Render the material again word for word, skipping the pictures in it.

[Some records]
···

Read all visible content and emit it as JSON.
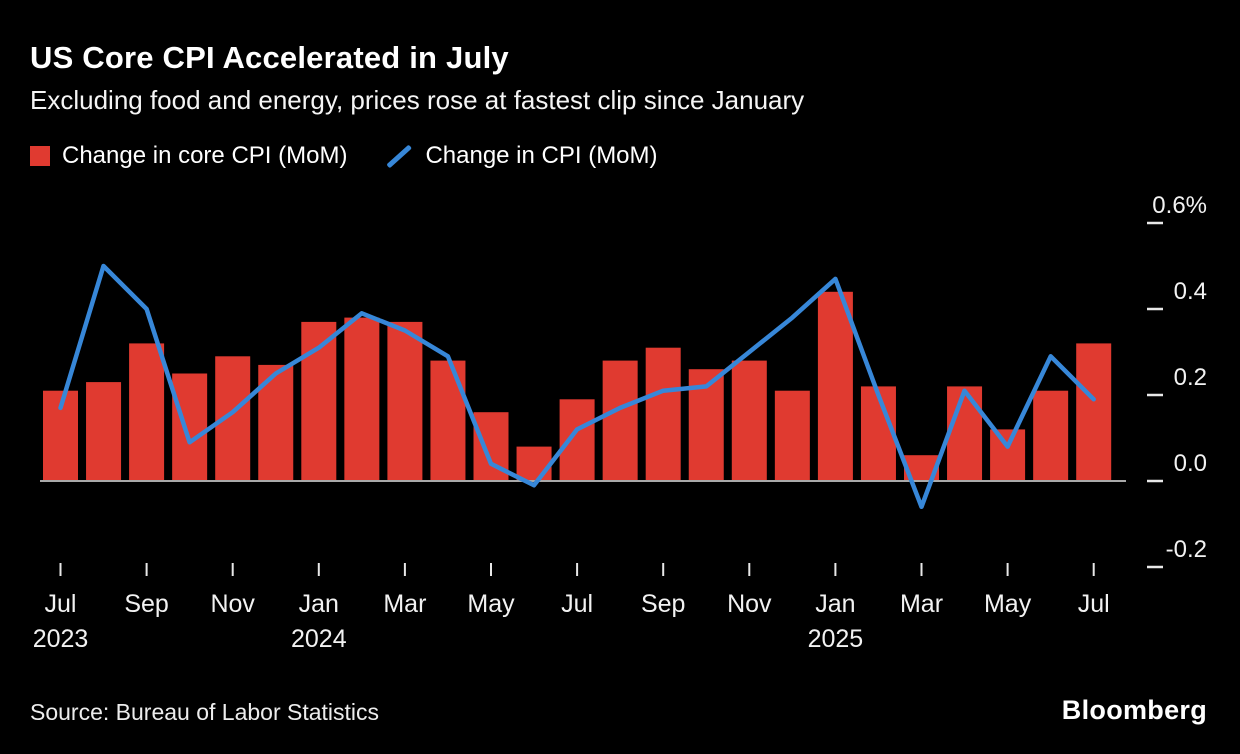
{
  "header": {
    "title": "US Core CPI Accelerated in July",
    "subtitle": "Excluding food and energy, prices rose at fastest clip since January"
  },
  "footer": {
    "source": "Source: Bureau of Labor Statistics",
    "brand": "Bloomberg"
  },
  "chart_data": {
    "type": "bar+line",
    "title": "US Core CPI Accelerated in July",
    "subtitle": "Excluding food and energy, prices rose at fastest clip since January",
    "unit": "%",
    "grid": "zero-line-only",
    "legend_position": "top-left",
    "background": "#000000",
    "ylim": [
      -0.3,
      0.68
    ],
    "categories": [
      "Jul 2023",
      "Aug 2023",
      "Sep 2023",
      "Oct 2023",
      "Nov 2023",
      "Dec 2023",
      "Jan 2024",
      "Feb 2024",
      "Mar 2024",
      "Apr 2024",
      "May 2024",
      "Jun 2024",
      "Jul 2024",
      "Aug 2024",
      "Sep 2024",
      "Oct 2024",
      "Nov 2024",
      "Dec 2024",
      "Jan 2025",
      "Feb 2025",
      "Mar 2025",
      "Apr 2025",
      "May 2025",
      "Jun 2025",
      "Jul 2025"
    ],
    "series": [
      {
        "name": "Change in core CPI (MoM)",
        "type": "bar",
        "color": "#e03a30",
        "values": [
          0.21,
          0.23,
          0.32,
          0.25,
          0.29,
          0.27,
          0.37,
          0.38,
          0.37,
          0.28,
          0.16,
          0.08,
          0.19,
          0.28,
          0.31,
          0.26,
          0.28,
          0.21,
          0.44,
          0.22,
          0.06,
          0.22,
          0.12,
          0.21,
          0.32
        ]
      },
      {
        "name": "Change in CPI (MoM)",
        "type": "line",
        "color": "#3787d8",
        "values": [
          0.17,
          0.5,
          0.4,
          0.09,
          0.16,
          0.25,
          0.31,
          0.39,
          0.35,
          0.29,
          0.04,
          -0.01,
          0.12,
          0.17,
          0.21,
          0.22,
          0.3,
          0.38,
          0.47,
          0.2,
          -0.06,
          0.21,
          0.08,
          0.29,
          0.19
        ]
      }
    ],
    "y_ticks": [
      {
        "value": 0.6,
        "label": "0.6%"
      },
      {
        "value": 0.4,
        "label": "0.4"
      },
      {
        "value": 0.2,
        "label": "0.2"
      },
      {
        "value": 0.0,
        "label": "0.0"
      },
      {
        "value": -0.2,
        "label": "-0.2"
      }
    ],
    "x_ticks": [
      {
        "index": 0,
        "label": "Jul",
        "year": "2023"
      },
      {
        "index": 2,
        "label": "Sep"
      },
      {
        "index": 4,
        "label": "Nov"
      },
      {
        "index": 6,
        "label": "Jan",
        "year": "2024"
      },
      {
        "index": 8,
        "label": "Mar"
      },
      {
        "index": 10,
        "label": "May"
      },
      {
        "index": 12,
        "label": "Jul"
      },
      {
        "index": 14,
        "label": "Sep"
      },
      {
        "index": 16,
        "label": "Nov"
      },
      {
        "index": 18,
        "label": "Jan",
        "year": "2025"
      },
      {
        "index": 20,
        "label": "Mar"
      },
      {
        "index": 22,
        "label": "May"
      },
      {
        "index": 24,
        "label": "Jul"
      }
    ]
  }
}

···

[Exercise output]
Read all visible content and emit it as JSON.
{
  "header": {
    "title": "US Core CPI Accelerated in July",
    "subtitle": "Excluding food and energy, prices rose at fastest clip since January"
  },
  "footer": {
    "source": "Source: Bureau of Labor Statistics",
    "brand": "Bloomberg"
  },
  "chart_data": {
    "type": "bar+line",
    "title": "US Core CPI Accelerated in July",
    "subtitle": "Excluding food and energy, prices rose at fastest clip since January",
    "unit": "%",
    "grid": "zero-line-only",
    "legend_position": "top-left",
    "background": "#000000",
    "ylim": [
      -0.3,
      0.68
    ],
    "categories": [
      "Jul 2023",
      "Aug 2023",
      "Sep 2023",
      "Oct 2023",
      "Nov 2023",
      "Dec 2023",
      "Jan 2024",
      "Feb 2024",
      "Mar 2024",
      "Apr 2024",
      "May 2024",
      "Jun 2024",
      "Jul 2024",
      "Aug 2024",
      "Sep 2024",
      "Oct 2024",
      "Nov 2024",
      "Dec 2024",
      "Jan 2025",
      "Feb 2025",
      "Mar 2025",
      "Apr 2025",
      "May 2025",
      "Jun 2025",
      "Jul 2025"
    ],
    "series": [
      {
        "name": "Change in core CPI (MoM)",
        "type": "bar",
        "color": "#e03a30",
        "values": [
          0.21,
          0.23,
          0.32,
          0.25,
          0.29,
          0.27,
          0.37,
          0.38,
          0.37,
          0.28,
          0.16,
          0.08,
          0.19,
          0.28,
          0.31,
          0.26,
          0.28,
          0.21,
          0.44,
          0.22,
          0.06,
          0.22,
          0.12,
          0.21,
          0.32
        ]
      },
      {
        "name": "Change in CPI (MoM)",
        "type": "line",
        "color": "#3787d8",
        "values": [
          0.17,
          0.5,
          0.4,
          0.09,
          0.16,
          0.25,
          0.31,
          0.39,
          0.35,
          0.29,
          0.04,
          -0.01,
          0.12,
          0.17,
          0.21,
          0.22,
          0.3,
          0.38,
          0.47,
          0.2,
          -0.06,
          0.21,
          0.08,
          0.29,
          0.19
        ]
      }
    ],
    "y_ticks": [
      {
        "value": 0.6,
        "label": "0.6%"
      },
      {
        "value": 0.4,
        "label": "0.4"
      },
      {
        "value": 0.2,
        "label": "0.2"
      },
      {
        "value": 0.0,
        "label": "0.0"
      },
      {
        "value": -0.2,
        "label": "-0.2"
      }
    ],
    "x_ticks": [
      {
        "index": 0,
        "label": "Jul",
        "year": "2023"
      },
      {
        "index": 2,
        "label": "Sep"
      },
      {
        "index": 4,
        "label": "Nov"
      },
      {
        "index": 6,
        "label": "Jan",
        "year": "2024"
      },
      {
        "index": 8,
        "label": "Mar"
      },
      {
        "index": 10,
        "label": "May"
      },
      {
        "index": 12,
        "label": "Jul"
      },
      {
        "index": 14,
        "label": "Sep"
      },
      {
        "index": 16,
        "label": "Nov"
      },
      {
        "index": 18,
        "label": "Jan",
        "year": "2025"
      },
      {
        "index": 20,
        "label": "Mar"
      },
      {
        "index": 22,
        "label": "May"
      },
      {
        "index": 24,
        "label": "Jul"
      }
    ]
  }
}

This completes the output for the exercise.